(Chart and figure data):
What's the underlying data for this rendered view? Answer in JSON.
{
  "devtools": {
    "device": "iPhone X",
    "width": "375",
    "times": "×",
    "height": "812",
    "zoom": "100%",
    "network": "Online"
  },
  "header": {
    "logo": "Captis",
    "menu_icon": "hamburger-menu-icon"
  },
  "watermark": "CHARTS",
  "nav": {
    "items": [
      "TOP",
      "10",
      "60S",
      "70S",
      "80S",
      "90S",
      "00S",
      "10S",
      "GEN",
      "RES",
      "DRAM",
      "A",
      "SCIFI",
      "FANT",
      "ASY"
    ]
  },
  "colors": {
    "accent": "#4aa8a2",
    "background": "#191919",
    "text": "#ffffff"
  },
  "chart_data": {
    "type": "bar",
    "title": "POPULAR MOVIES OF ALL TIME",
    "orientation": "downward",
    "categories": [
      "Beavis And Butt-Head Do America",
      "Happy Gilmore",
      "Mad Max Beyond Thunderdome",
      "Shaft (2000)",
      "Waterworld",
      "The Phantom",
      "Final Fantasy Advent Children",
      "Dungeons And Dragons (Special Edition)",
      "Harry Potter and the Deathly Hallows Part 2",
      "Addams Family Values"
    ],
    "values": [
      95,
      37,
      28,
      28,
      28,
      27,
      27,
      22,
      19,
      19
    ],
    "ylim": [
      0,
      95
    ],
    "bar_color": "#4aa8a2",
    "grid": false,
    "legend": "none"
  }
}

(Exercise brief):
Give the listing again, word for word.

(Task solution):
What's the underlying data for this rendered view? Answer in JSON.
{
  "devtools": {
    "device": "iPhone X",
    "width": "375",
    "times": "×",
    "height": "812",
    "zoom": "100%",
    "network": "Online"
  },
  "header": {
    "logo": "Captis",
    "menu_icon": "hamburger-menu-icon"
  },
  "watermark": "CHARTS",
  "nav": {
    "items": [
      "TOP",
      "10",
      "60S",
      "70S",
      "80S",
      "90S",
      "00S",
      "10S",
      "GEN",
      "RES",
      "DRAM",
      "A",
      "SCIFI",
      "FANT",
      "ASY"
    ]
  },
  "colors": {
    "accent": "#4aa8a2",
    "background": "#191919",
    "text": "#ffffff"
  },
  "chart_data": {
    "type": "bar",
    "title": "POPULAR MOVIES OF ALL TIME",
    "orientation": "downward",
    "categories": [
      "Beavis And Butt-Head Do America",
      "Happy Gilmore",
      "Mad Max Beyond Thunderdome",
      "Shaft (2000)",
      "Waterworld",
      "The Phantom",
      "Final Fantasy Advent Children",
      "Dungeons And Dragons (Special Edition)",
      "Harry Potter and the Deathly Hallows Part 2",
      "Addams Family Values"
    ],
    "values": [
      95,
      37,
      28,
      28,
      28,
      27,
      27,
      22,
      19,
      19
    ],
    "ylim": [
      0,
      95
    ],
    "bar_color": "#4aa8a2",
    "grid": false,
    "legend": "none"
  }
}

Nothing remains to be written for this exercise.